### Exercise
Write out the entire listing below exactly, with the pictures left out.

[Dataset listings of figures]
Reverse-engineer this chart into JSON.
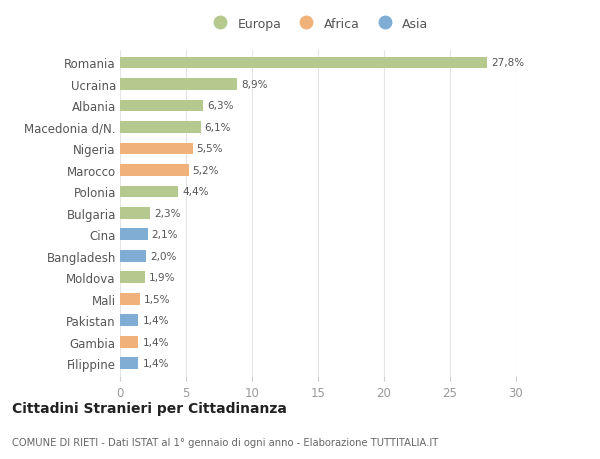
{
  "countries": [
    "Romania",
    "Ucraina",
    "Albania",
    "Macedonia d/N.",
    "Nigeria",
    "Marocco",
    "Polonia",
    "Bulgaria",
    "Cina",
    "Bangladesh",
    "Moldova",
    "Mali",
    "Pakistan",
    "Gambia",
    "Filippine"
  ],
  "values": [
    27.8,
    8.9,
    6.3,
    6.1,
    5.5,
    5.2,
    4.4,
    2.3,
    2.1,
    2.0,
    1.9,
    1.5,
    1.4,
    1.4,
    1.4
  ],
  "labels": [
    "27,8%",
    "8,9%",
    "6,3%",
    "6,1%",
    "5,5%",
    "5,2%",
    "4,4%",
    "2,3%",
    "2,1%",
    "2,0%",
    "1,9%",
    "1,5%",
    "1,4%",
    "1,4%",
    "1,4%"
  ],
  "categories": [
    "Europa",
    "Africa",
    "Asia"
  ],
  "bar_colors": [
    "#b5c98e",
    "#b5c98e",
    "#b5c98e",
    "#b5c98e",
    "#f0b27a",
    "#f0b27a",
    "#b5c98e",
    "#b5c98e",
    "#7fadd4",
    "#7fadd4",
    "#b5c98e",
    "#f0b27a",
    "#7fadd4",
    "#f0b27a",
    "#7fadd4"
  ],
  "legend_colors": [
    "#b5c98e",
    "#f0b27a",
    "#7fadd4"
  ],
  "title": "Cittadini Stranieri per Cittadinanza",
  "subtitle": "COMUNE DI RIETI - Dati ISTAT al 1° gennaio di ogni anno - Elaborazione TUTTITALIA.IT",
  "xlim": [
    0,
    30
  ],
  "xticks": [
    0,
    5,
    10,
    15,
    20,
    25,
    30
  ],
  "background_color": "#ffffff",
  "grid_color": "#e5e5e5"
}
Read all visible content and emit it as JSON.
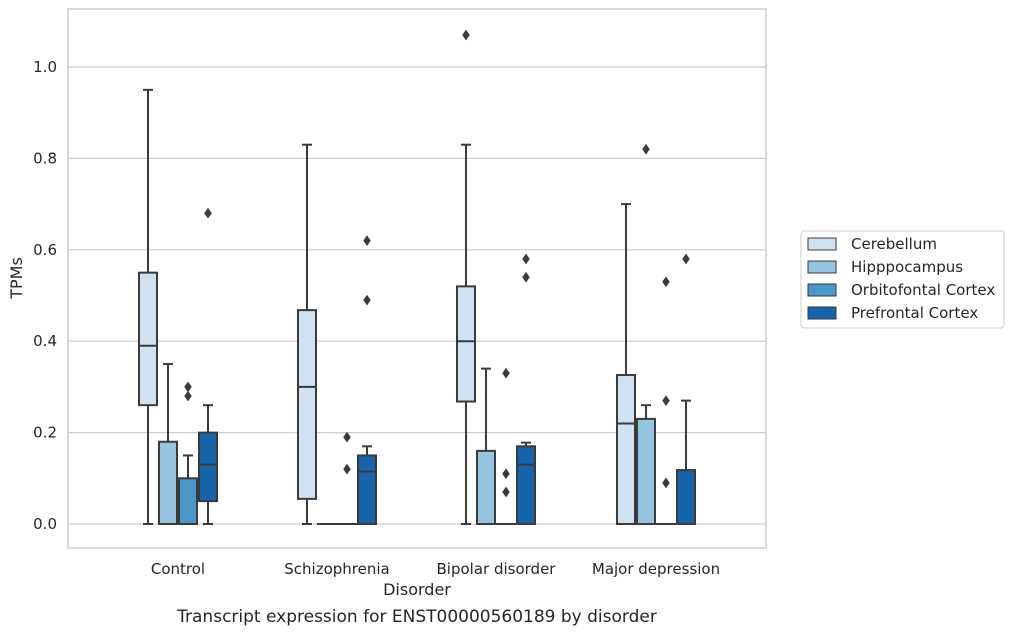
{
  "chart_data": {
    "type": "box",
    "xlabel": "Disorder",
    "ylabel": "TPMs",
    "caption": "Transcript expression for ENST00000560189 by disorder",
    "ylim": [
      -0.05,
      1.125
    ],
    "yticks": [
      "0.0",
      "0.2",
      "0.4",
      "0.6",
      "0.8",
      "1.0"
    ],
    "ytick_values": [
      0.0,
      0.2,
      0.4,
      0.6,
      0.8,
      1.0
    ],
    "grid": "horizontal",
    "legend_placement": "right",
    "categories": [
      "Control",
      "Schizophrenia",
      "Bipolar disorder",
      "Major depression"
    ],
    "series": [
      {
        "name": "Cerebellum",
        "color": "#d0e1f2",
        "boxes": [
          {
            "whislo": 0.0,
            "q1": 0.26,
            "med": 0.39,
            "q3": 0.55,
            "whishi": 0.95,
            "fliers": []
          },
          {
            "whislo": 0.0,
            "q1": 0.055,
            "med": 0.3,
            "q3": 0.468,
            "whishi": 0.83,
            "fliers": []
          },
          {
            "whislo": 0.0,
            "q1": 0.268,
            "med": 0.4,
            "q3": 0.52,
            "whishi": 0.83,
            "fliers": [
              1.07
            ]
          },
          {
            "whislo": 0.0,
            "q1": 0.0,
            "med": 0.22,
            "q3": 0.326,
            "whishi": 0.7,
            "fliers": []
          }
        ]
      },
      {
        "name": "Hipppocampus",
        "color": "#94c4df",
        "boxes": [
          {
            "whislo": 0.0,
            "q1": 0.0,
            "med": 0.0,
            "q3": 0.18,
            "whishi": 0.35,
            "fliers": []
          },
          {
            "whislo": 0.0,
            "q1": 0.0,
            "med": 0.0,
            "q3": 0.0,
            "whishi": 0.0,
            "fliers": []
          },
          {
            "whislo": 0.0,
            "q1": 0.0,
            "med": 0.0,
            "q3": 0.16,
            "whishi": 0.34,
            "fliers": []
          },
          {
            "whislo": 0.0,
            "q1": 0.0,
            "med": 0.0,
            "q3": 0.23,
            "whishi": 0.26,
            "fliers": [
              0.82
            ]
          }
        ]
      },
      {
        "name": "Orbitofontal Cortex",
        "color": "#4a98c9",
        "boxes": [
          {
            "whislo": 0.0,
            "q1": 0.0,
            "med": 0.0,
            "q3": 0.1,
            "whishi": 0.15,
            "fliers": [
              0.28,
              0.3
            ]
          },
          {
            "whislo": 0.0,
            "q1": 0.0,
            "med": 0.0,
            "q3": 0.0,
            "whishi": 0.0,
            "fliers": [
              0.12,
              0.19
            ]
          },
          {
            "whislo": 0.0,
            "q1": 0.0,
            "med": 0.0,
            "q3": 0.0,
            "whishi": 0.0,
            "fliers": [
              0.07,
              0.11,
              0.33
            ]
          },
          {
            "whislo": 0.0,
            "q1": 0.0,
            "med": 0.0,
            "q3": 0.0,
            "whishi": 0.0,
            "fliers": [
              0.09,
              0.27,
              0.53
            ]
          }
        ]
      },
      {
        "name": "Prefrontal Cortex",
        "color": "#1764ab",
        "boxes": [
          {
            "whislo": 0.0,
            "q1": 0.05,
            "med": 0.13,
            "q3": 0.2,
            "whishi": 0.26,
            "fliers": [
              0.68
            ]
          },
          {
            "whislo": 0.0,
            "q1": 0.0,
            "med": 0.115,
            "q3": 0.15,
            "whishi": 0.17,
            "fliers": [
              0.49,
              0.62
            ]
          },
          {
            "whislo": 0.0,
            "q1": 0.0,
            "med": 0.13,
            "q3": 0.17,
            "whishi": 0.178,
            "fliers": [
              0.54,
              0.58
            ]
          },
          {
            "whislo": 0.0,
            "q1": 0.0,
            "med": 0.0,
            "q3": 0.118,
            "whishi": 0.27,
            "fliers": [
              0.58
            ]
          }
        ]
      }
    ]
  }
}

### Solution for this exercise
Reverse-engineer this chart into JSON.
{
  "countries": [
    "Romania",
    "Ucraina",
    "Albania",
    "Macedonia d/N.",
    "Nigeria",
    "Marocco",
    "Polonia",
    "Bulgaria",
    "Cina",
    "Bangladesh",
    "Moldova",
    "Mali",
    "Pakistan",
    "Gambia",
    "Filippine"
  ],
  "values": [
    27.8,
    8.9,
    6.3,
    6.1,
    5.5,
    5.2,
    4.4,
    2.3,
    2.1,
    2.0,
    1.9,
    1.5,
    1.4,
    1.4,
    1.4
  ],
  "labels": [
    "27,8%",
    "8,9%",
    "6,3%",
    "6,1%",
    "5,5%",
    "5,2%",
    "4,4%",
    "2,3%",
    "2,1%",
    "2,0%",
    "1,9%",
    "1,5%",
    "1,4%",
    "1,4%",
    "1,4%"
  ],
  "categories": [
    "Europa",
    "Africa",
    "Asia"
  ],
  "bar_colors": [
    "#b5c98e",
    "#b5c98e",
    "#b5c98e",
    "#b5c98e",
    "#f0b27a",
    "#f0b27a",
    "#b5c98e",
    "#b5c98e",
    "#7fadd4",
    "#7fadd4",
    "#b5c98e",
    "#f0b27a",
    "#7fadd4",
    "#f0b27a",
    "#7fadd4"
  ],
  "legend_colors": [
    "#b5c98e",
    "#f0b27a",
    "#7fadd4"
  ],
  "title": "Cittadini Stranieri per Cittadinanza",
  "subtitle": "COMUNE DI RIETI - Dati ISTAT al 1° gennaio di ogni anno - Elaborazione TUTTITALIA.IT",
  "xlim": [
    0,
    30
  ],
  "xticks": [
    0,
    5,
    10,
    15,
    20,
    25,
    30
  ],
  "background_color": "#ffffff",
  "grid_color": "#e5e5e5"
}
Read all visible content and emit it as JSON.
{
  "chart_data": {
    "type": "box",
    "xlabel": "Disorder",
    "ylabel": "TPMs",
    "caption": "Transcript expression for ENST00000560189 by disorder",
    "ylim": [
      -0.05,
      1.125
    ],
    "yticks": [
      "0.0",
      "0.2",
      "0.4",
      "0.6",
      "0.8",
      "1.0"
    ],
    "ytick_values": [
      0.0,
      0.2,
      0.4,
      0.6,
      0.8,
      1.0
    ],
    "grid": "horizontal",
    "legend_placement": "right",
    "categories": [
      "Control",
      "Schizophrenia",
      "Bipolar disorder",
      "Major depression"
    ],
    "series": [
      {
        "name": "Cerebellum",
        "color": "#d0e1f2",
        "boxes": [
          {
            "whislo": 0.0,
            "q1": 0.26,
            "med": 0.39,
            "q3": 0.55,
            "whishi": 0.95,
            "fliers": []
          },
          {
            "whislo": 0.0,
            "q1": 0.055,
            "med": 0.3,
            "q3": 0.468,
            "whishi": 0.83,
            "fliers": []
          },
          {
            "whislo": 0.0,
            "q1": 0.268,
            "med": 0.4,
            "q3": 0.52,
            "whishi": 0.83,
            "fliers": [
              1.07
            ]
          },
          {
            "whislo": 0.0,
            "q1": 0.0,
            "med": 0.22,
            "q3": 0.326,
            "whishi": 0.7,
            "fliers": []
          }
        ]
      },
      {
        "name": "Hipppocampus",
        "color": "#94c4df",
        "boxes": [
          {
            "whislo": 0.0,
            "q1": 0.0,
            "med": 0.0,
            "q3": 0.18,
            "whishi": 0.35,
            "fliers": []
          },
          {
            "whislo": 0.0,
            "q1": 0.0,
            "med": 0.0,
            "q3": 0.0,
            "whishi": 0.0,
            "fliers": []
          },
          {
            "whislo": 0.0,
            "q1": 0.0,
            "med": 0.0,
            "q3": 0.16,
            "whishi": 0.34,
            "fliers": []
          },
          {
            "whislo": 0.0,
            "q1": 0.0,
            "med": 0.0,
            "q3": 0.23,
            "whishi": 0.26,
            "fliers": [
              0.82
            ]
          }
        ]
      },
      {
        "name": "Orbitofontal Cortex",
        "color": "#4a98c9",
        "boxes": [
          {
            "whislo": 0.0,
            "q1": 0.0,
            "med": 0.0,
            "q3": 0.1,
            "whishi": 0.15,
            "fliers": [
              0.28,
              0.3
            ]
          },
          {
            "whislo": 0.0,
            "q1": 0.0,
            "med": 0.0,
            "q3": 0.0,
            "whishi": 0.0,
            "fliers": [
              0.12,
              0.19
            ]
          },
          {
            "whislo": 0.0,
            "q1": 0.0,
            "med": 0.0,
            "q3": 0.0,
            "whishi": 0.0,
            "fliers": [
              0.07,
              0.11,
              0.33
            ]
          },
          {
            "whislo": 0.0,
            "q1": 0.0,
            "med": 0.0,
            "q3": 0.0,
            "whishi": 0.0,
            "fliers": [
              0.09,
              0.27,
              0.53
            ]
          }
        ]
      },
      {
        "name": "Prefrontal Cortex",
        "color": "#1764ab",
        "boxes": [
          {
            "whislo": 0.0,
            "q1": 0.05,
            "med": 0.13,
            "q3": 0.2,
            "whishi": 0.26,
            "fliers": [
              0.68
            ]
          },
          {
            "whislo": 0.0,
            "q1": 0.0,
            "med": 0.115,
            "q3": 0.15,
            "whishi": 0.17,
            "fliers": [
              0.49,
              0.62
            ]
          },
          {
            "whislo": 0.0,
            "q1": 0.0,
            "med": 0.13,
            "q3": 0.17,
            "whishi": 0.178,
            "fliers": [
              0.54,
              0.58
            ]
          },
          {
            "whislo": 0.0,
            "q1": 0.0,
            "med": 0.0,
            "q3": 0.118,
            "whishi": 0.27,
            "fliers": [
              0.58
            ]
          }
        ]
      }
    ]
  }
}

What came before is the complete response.